Exercise prompt: Identify each line holding the string "Resources" and copy it.

Task data:
········

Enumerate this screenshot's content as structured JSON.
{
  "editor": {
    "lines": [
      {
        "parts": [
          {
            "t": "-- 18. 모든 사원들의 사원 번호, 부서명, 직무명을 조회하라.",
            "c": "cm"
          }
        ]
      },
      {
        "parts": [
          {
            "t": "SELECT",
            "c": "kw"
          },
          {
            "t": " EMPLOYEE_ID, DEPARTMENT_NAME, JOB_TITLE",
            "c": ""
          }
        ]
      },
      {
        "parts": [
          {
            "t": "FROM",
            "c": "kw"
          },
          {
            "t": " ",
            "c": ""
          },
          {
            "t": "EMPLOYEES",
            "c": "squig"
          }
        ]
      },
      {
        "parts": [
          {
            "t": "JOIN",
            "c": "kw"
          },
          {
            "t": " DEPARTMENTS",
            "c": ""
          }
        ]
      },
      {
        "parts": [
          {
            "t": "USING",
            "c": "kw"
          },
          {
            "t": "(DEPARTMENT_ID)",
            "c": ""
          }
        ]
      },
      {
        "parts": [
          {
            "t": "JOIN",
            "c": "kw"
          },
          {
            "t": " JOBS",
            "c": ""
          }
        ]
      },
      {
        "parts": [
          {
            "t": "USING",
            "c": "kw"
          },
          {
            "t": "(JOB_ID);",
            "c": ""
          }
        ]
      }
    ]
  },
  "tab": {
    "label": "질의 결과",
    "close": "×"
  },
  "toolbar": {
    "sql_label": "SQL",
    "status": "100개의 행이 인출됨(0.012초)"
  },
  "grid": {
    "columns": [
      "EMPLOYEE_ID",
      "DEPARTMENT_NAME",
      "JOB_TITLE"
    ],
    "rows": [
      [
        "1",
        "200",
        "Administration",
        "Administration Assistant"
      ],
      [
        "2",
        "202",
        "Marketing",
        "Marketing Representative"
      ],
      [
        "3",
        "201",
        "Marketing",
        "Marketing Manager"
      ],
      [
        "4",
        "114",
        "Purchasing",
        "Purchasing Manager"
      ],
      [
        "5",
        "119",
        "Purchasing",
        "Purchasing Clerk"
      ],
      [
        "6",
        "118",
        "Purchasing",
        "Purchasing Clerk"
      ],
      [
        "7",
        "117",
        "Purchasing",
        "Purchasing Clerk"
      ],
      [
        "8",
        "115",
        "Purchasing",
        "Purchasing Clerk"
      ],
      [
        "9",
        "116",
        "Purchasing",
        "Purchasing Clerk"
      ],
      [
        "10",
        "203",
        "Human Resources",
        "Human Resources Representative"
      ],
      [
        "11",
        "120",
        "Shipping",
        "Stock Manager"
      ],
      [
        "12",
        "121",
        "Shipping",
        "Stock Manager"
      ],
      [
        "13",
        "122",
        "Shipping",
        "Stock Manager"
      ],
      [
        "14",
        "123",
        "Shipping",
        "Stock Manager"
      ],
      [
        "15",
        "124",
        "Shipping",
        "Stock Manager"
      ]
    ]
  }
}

········

Right answer:
        "Human Resources",
        "Human Resources Representative"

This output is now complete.